= RECORDS FOR PROCESSING =

· · · ·

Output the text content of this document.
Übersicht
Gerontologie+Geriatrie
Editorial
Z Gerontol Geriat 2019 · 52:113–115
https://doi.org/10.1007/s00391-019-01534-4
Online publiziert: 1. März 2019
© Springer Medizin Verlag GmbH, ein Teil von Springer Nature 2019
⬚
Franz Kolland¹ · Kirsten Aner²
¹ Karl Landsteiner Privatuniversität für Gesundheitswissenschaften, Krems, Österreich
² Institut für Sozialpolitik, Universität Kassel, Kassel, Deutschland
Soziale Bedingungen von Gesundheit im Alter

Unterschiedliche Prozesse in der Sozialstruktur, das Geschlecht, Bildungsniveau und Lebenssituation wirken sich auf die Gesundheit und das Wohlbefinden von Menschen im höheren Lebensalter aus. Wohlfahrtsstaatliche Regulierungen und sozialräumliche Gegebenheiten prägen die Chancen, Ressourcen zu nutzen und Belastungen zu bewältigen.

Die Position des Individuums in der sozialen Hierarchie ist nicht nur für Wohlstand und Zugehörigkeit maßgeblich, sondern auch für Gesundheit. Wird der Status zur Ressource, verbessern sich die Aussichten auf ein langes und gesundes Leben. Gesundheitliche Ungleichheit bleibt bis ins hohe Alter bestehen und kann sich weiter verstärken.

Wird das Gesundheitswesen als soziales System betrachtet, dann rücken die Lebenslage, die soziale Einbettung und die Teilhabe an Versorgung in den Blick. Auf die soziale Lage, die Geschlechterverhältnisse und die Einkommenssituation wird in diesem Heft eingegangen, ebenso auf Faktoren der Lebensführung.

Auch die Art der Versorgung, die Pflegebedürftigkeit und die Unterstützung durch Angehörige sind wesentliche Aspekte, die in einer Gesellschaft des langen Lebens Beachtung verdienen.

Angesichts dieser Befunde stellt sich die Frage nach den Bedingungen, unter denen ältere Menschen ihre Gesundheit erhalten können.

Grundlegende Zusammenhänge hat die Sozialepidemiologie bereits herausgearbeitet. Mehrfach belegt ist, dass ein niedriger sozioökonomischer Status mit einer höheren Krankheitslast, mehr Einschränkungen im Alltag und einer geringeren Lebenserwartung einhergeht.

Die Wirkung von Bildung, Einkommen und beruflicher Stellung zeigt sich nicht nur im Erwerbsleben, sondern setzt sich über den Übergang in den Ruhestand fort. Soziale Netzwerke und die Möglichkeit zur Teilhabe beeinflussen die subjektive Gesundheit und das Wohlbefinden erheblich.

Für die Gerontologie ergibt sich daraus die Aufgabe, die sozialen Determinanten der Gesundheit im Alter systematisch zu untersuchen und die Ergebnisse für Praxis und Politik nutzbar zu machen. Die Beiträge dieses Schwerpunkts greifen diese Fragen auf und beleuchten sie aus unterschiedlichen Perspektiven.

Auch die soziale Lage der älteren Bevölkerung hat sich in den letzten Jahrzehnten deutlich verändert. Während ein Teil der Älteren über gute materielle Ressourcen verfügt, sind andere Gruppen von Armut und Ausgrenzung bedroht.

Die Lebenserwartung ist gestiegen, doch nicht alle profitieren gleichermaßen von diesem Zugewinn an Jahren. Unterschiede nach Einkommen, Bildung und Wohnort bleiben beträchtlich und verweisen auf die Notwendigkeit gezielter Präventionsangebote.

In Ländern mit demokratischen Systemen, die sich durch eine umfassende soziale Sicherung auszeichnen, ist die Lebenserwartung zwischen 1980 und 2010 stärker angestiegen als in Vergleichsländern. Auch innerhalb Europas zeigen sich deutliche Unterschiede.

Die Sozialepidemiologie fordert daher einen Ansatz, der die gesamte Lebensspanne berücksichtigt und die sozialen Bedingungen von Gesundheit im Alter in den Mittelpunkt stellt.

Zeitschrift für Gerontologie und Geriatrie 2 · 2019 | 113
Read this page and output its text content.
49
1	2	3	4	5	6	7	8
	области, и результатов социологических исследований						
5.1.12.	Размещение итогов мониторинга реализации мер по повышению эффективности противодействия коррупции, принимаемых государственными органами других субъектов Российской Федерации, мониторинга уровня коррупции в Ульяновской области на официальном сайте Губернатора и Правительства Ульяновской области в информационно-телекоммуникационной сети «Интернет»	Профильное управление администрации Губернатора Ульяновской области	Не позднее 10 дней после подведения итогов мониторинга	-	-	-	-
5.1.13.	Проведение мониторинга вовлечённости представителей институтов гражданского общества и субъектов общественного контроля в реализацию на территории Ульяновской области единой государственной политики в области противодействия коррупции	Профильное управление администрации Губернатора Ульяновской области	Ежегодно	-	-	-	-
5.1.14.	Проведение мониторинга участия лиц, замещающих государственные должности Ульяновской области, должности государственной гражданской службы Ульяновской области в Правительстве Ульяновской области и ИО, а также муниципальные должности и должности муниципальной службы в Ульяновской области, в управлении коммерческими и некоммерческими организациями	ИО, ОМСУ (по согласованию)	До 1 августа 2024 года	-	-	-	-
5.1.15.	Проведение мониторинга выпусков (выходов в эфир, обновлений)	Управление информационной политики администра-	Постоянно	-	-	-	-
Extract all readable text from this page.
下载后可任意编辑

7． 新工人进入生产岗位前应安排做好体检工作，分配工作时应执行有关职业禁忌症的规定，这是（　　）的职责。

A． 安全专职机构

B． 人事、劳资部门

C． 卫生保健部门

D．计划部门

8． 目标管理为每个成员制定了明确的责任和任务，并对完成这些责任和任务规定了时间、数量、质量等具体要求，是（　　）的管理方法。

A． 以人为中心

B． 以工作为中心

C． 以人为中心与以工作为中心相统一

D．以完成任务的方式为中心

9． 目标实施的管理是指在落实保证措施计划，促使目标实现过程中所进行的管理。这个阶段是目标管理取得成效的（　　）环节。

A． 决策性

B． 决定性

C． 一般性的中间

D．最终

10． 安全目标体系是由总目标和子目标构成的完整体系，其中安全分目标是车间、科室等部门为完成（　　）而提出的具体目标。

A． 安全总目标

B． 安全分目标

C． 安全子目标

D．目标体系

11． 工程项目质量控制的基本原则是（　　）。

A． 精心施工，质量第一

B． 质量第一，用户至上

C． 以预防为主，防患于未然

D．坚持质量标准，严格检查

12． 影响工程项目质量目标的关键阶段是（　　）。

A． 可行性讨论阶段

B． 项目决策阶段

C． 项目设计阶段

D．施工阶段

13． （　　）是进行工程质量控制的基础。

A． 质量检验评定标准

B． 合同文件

· · · ·

= DESCRIPTION OF THE TASK =
Repeat word for word every line from the one that holds "Extract all readable text from this page." to the end. Both ends count.

= COMPLETED EXERCISE =
Extract all readable text from this page.
下载后可任意编辑

7． 新工人进入生产岗位前应安排做好体检工作，分配工作时应执行有关职业禁忌症的规定，这是（　　）的职责。

A． 安全专职机构

B． 人事、劳资部门

C． 卫生保健部门

D．计划部门

8． 目标管理为每个成员制定了明确的责任和任务，并对完成这些责任和任务规定了时间、数量、质量等具体要求，是（　　）的管理方法。

A． 以人为中心

B． 以工作为中心

C． 以人为中心与以工作为中心相统一

D．以完成任务的方式为中心

9． 目标实施的管理是指在落实保证措施计划，促使目标实现过程中所进行的管理。这个阶段是目标管理取得成效的（　　）环节。

A． 决策性

B． 决定性

C． 一般性的中间

D．最终

10． 安全目标体系是由总目标和子目标构成的完整体系，其中安全分目标是车间、科室等部门为完成（　　）而提出的具体目标。

A． 安全总目标

B． 安全分目标

C． 安全子目标

D．目标体系

11． 工程项目质量控制的基本原则是（　　）。

A． 精心施工，质量第一

B． 质量第一，用户至上

C． 以预防为主，防患于未然

D．坚持质量标准，严格检查

12． 影响工程项目质量目标的关键阶段是（　　）。

A． 可行性讨论阶段

B． 项目决策阶段

C． 项目设计阶段

D．施工阶段

13． （　　）是进行工程质量控制的基础。

A． 质量检验评定标准

B． 合同文件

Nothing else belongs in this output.